Give the entries back exactly, dropping each image.

Collected data:
▬▬▬▬▬▬▬▬▬▬

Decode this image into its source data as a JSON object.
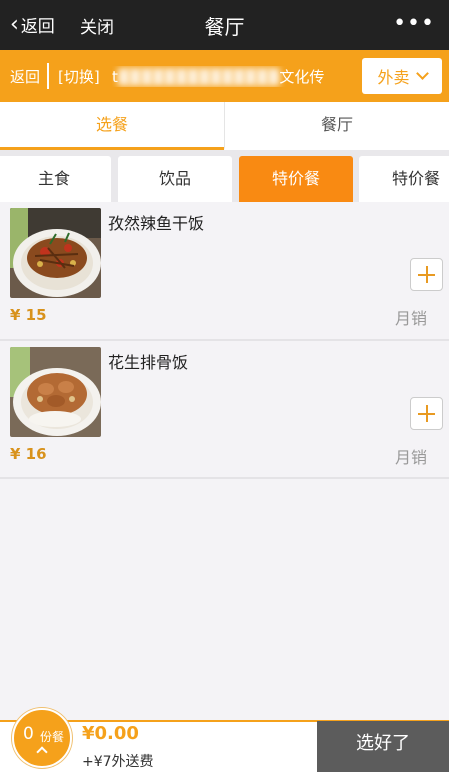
{
  "navbar": {
    "back_label": "返回",
    "close_label": "关闭",
    "title": "餐厅",
    "more_icon": "more-dots-icon"
  },
  "infobar": {
    "back_label": "返回",
    "switch_label": "[切换]",
    "store_name_visible_prefix": "t",
    "store_name_visible_suffix": "文化传",
    "mode_select_value": "外卖",
    "accent_color": "#f5a11b"
  },
  "main_tabs": [
    {
      "label": "选餐",
      "active": true
    },
    {
      "label": "餐厅",
      "active": false
    }
  ],
  "category_tabs": [
    {
      "label": "主食",
      "active": false
    },
    {
      "label": "饮品",
      "active": false
    },
    {
      "label": "特价餐",
      "active": true
    },
    {
      "label": "特价餐",
      "active": false
    }
  ],
  "dishes": [
    {
      "name": "孜然辣鱼干饭",
      "price": "¥ 15",
      "sales_label": "月销",
      "image": "spicy-fish-rice-bowl"
    },
    {
      "name": "花生排骨饭",
      "price": "¥ 16",
      "sales_label": "月销",
      "image": "peanut-pork-rib-rice-bowl"
    }
  ],
  "cart": {
    "count": "0",
    "unit": "份餐",
    "total": "¥0.00",
    "delivery_fee": "+¥7外送费",
    "checkout_label": "选好了"
  }
}
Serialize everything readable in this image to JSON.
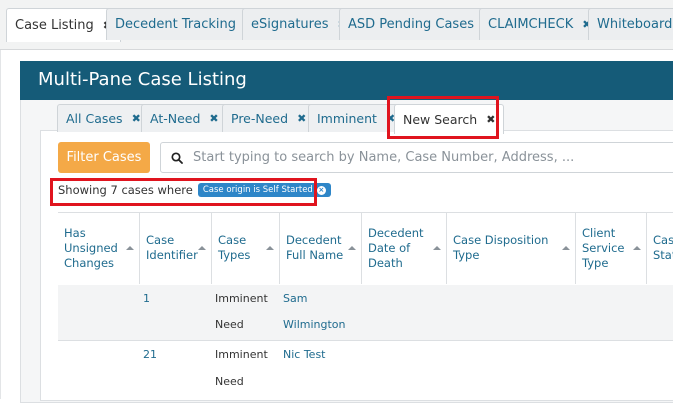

▬▬▬▬▬▬▬▬▬▬

Answer to this exercise:
Decode this image into its source data as a JSON object.
{
  "navbar": {
    "back_label": "返回",
    "close_label": "关闭",
    "title": "餐厅",
    "more_icon": "more-dots-icon"
  },
  "infobar": {
    "back_label": "返回",
    "switch_label": "[切换]",
    "store_name_visible_prefix": "t",
    "store_name_visible_suffix": "文化传",
    "mode_select_value": "外卖",
    "accent_color": "#f5a11b"
  },
  "main_tabs": [
    {
      "label": "选餐",
      "active": true
    },
    {
      "label": "餐厅",
      "active": false
    }
  ],
  "category_tabs": [
    {
      "label": "主食",
      "active": false
    },
    {
      "label": "饮品",
      "active": false
    },
    {
      "label": "特价餐",
      "active": true
    },
    {
      "label": "特价餐",
      "active": false
    }
  ],
  "dishes": [
    {
      "name": "孜然辣鱼干饭",
      "price": "¥ 15",
      "sales_label": "月销",
      "image": "spicy-fish-rice-bowl"
    },
    {
      "name": "花生排骨饭",
      "price": "¥ 16",
      "sales_label": "月销",
      "image": "peanut-pork-rib-rice-bowl"
    }
  ],
  "cart": {
    "count": "0",
    "unit": "份餐",
    "total": "¥0.00",
    "delivery_fee": "+¥7外送费",
    "checkout_label": "选好了"
  }
}
Serialize everything readable in this image to JSON.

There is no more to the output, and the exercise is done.